Work instructions: Provide an exact reproduction of every entry.

↓↓↓

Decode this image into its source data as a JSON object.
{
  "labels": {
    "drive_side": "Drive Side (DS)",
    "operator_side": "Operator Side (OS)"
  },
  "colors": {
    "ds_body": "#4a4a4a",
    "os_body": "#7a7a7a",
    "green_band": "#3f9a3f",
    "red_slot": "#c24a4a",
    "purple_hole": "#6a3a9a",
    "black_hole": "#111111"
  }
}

↑↑↑

Solution to the exercise:
Decode this image into its source data as a JSON object.
{
  "labels": {
    "drive_side": "Drive Side (DS)",
    "operator_side": "Operator Side (OS)"
  },
  "colors": {
    "ds_body": "#4a4a4a",
    "os_body": "#7a7a7a",
    "green_band": "#3f9a3f",
    "red_slot": "#c24a4a",
    "purple_hole": "#6a3a9a",
    "black_hole": "#111111"
  }
}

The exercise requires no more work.